WRITTEN PROBLEM: Select the lines below containing the word "JSON".

╔══

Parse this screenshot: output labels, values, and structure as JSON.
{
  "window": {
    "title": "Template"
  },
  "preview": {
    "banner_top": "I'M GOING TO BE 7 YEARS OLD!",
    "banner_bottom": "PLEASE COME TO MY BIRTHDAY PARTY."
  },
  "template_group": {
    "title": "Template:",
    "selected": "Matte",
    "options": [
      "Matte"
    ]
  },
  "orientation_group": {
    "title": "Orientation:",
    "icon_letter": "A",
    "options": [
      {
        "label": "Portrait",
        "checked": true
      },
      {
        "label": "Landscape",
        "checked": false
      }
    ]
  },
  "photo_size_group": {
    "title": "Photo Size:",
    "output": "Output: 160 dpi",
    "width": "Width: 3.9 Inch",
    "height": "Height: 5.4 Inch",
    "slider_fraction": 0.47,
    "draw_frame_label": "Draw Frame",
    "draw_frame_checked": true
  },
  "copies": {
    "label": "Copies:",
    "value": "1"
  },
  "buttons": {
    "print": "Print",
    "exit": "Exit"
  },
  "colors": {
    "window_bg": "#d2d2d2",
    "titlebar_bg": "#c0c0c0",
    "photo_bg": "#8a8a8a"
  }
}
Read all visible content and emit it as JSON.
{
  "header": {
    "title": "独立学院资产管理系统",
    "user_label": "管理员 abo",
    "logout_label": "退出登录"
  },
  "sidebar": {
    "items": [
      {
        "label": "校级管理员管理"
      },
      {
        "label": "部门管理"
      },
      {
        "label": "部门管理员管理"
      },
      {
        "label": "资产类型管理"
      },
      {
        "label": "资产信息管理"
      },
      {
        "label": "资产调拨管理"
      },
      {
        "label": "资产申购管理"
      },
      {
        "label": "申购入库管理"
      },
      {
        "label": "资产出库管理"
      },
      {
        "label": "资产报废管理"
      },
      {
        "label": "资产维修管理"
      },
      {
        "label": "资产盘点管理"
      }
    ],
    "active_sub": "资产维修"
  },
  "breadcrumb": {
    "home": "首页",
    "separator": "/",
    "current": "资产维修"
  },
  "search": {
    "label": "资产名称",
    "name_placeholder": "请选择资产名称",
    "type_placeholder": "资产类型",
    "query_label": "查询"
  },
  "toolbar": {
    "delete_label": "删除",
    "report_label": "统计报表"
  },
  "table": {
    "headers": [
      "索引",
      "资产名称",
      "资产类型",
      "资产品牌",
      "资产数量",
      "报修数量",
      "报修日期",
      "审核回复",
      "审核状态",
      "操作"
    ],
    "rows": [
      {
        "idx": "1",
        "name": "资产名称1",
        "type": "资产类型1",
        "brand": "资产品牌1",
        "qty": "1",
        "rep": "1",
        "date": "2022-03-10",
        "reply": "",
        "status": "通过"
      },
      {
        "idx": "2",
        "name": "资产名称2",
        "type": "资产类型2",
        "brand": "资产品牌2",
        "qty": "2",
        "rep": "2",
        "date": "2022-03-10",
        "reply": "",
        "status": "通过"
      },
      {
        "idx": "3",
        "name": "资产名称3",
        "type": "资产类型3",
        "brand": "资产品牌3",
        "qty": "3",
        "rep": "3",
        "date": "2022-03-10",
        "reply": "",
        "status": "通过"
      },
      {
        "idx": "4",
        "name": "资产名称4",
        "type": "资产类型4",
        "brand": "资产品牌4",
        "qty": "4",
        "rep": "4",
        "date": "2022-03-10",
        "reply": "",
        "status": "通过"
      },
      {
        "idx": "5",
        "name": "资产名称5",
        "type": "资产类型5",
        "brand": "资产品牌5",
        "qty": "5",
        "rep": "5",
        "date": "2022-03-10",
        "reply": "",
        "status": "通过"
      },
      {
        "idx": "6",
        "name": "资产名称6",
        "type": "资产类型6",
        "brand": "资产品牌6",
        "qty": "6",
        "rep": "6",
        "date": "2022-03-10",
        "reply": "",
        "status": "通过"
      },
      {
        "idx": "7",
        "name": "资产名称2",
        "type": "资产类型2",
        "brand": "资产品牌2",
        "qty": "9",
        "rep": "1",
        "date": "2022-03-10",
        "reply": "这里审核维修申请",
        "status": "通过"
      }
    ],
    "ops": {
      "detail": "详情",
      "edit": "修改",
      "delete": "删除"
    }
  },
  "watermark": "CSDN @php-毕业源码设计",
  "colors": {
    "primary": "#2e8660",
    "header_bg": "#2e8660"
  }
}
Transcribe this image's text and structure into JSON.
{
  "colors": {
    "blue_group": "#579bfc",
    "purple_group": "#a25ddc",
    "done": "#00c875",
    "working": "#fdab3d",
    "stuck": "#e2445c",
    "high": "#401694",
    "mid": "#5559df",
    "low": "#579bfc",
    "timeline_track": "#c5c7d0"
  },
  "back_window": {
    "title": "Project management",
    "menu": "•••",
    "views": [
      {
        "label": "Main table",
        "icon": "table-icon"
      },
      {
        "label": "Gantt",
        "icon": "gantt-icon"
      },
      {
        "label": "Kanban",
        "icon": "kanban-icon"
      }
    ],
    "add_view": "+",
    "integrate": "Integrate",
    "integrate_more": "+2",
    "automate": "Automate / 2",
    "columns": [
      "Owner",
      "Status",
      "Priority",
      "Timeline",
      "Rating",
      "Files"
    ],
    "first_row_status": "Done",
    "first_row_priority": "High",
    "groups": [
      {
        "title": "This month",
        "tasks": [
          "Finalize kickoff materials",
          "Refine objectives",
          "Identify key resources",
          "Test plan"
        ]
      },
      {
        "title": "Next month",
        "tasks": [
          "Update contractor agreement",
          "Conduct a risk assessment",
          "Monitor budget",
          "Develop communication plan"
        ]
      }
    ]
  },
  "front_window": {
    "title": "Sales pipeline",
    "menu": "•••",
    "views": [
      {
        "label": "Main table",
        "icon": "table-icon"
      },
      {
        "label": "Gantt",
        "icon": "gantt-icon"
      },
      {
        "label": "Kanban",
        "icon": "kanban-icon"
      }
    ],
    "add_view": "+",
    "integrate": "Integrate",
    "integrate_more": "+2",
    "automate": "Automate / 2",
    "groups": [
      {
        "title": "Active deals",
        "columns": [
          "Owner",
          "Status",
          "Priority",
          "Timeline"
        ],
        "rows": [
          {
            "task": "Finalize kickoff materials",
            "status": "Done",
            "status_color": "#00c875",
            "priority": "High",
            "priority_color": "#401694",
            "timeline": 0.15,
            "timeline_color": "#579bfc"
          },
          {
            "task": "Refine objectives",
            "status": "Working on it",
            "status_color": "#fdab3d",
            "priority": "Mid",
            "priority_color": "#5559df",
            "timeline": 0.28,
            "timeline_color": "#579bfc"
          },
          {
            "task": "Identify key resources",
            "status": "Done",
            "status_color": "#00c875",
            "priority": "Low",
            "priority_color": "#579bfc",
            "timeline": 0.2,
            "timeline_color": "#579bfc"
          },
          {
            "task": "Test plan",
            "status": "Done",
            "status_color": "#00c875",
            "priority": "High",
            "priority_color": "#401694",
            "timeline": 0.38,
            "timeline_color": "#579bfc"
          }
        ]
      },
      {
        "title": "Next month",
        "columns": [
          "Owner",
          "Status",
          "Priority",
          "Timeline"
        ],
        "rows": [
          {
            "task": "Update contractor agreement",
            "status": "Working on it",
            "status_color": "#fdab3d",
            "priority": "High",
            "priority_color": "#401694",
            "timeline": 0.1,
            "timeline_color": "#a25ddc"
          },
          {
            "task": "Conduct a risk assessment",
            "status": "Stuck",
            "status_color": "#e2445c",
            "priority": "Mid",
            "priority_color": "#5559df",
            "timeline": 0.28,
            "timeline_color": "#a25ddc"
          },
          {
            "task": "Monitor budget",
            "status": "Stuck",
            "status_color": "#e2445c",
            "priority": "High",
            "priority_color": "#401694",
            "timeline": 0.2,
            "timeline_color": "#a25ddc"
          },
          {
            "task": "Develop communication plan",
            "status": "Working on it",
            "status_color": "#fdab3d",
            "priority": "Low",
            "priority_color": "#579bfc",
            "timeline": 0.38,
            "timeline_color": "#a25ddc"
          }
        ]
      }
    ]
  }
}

╚══

FINAL RESULT:
Parse this screenshot: output labels, values, and structure as JSON.
Read all visible content and emit it as JSON.
Transcribe this image's text and structure into JSON.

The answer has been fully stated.